* CONSIGNE *
Dans l'extrait sur les Nuits debout, quelle forme de pouvoir est opposée aux habituels « pouvoirs SUR » ?

* EXTRAIT PROPOSÉ *
::::
Alors un calendrier sans futur pour un mouvement sans avenir ? Oui sans doute si l’on en reste aux catégories habituelles de l’action politique. Un mouvement sans revendications, sans programme, sans leader, ne peut pas exister longtemps dans le paysage actuel. Mais ce que ne comprennent pas les pouvoirs de toutes sortes (politique, médiatique, économique ou même associatif), c’est que leurs modes d’exercice du pouvoir ne fait plus rêver les jeunes qui se réunissent nuit après nuit. J’ai le sentiment que les Nuit debout ne cherchent pas à prendre le pouvoir tel qu’il est mais à le subvertir en y introduisant l’infinie diversité des pouvoirs personnels. Ce « pouvoir DE » plutôt que les habituels « pouvoirs SUR ». Une puissance qui nait des interactions personnelles, une énergie civique d’autant plus forte qu’elle a longtemps été oubliée ou niée. Je vois les Nuits debout comme une possible réappropriation par les individus contemporains de leur capacité d’agir en citoyens. Une « éducation populaire » festive, à ciel ouvert et sans éducateurs sachants. Avec beaucoup de naïvetés sans doute mais aussi beaucoup de justesse dans la manière de réapprendre à parler de ce qui nous fait vivre ensemble.
::::
* DONNÉES FOURNIES *
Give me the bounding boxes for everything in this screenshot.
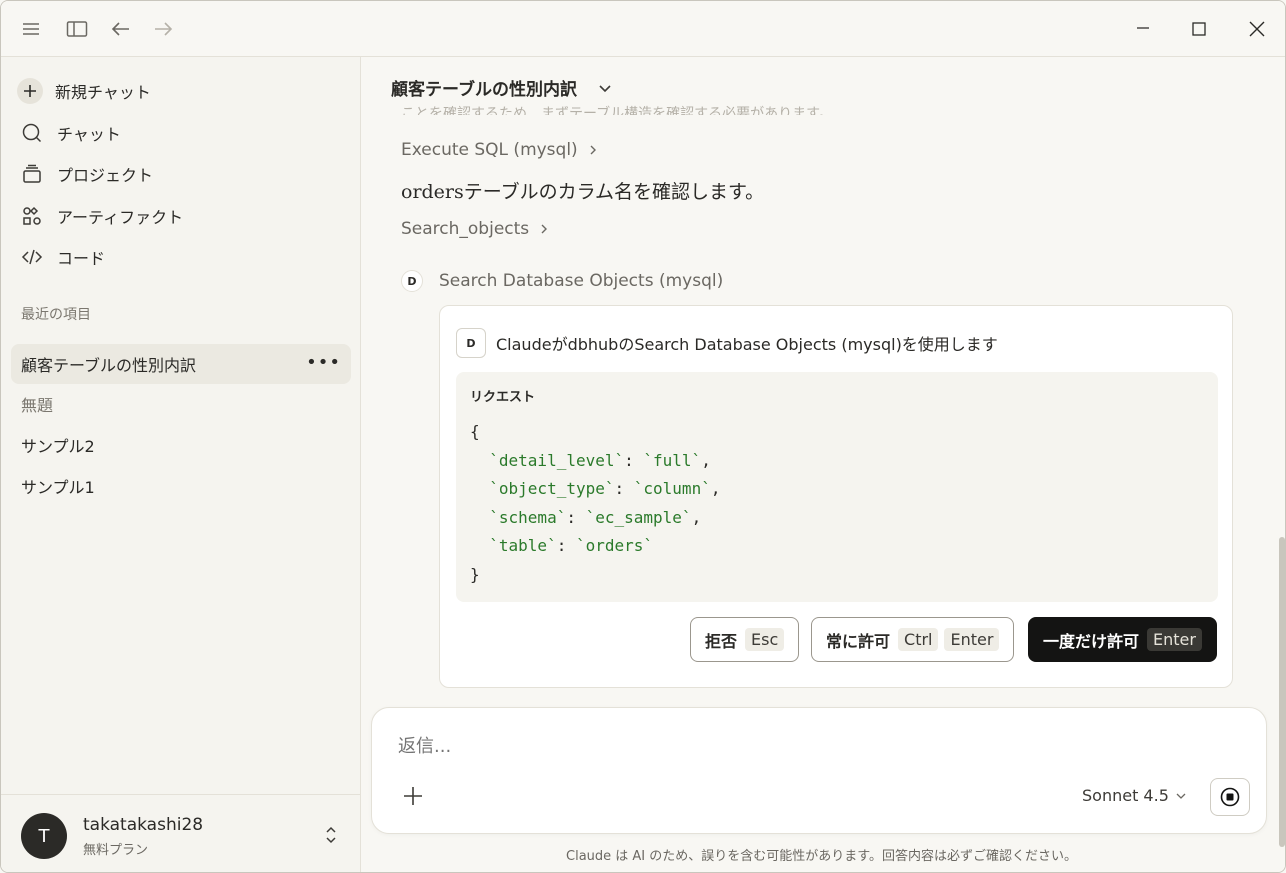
::::
* CORRIGÉ *
Le « pouvoir DE », une puissance qui naît des interactions personnelles.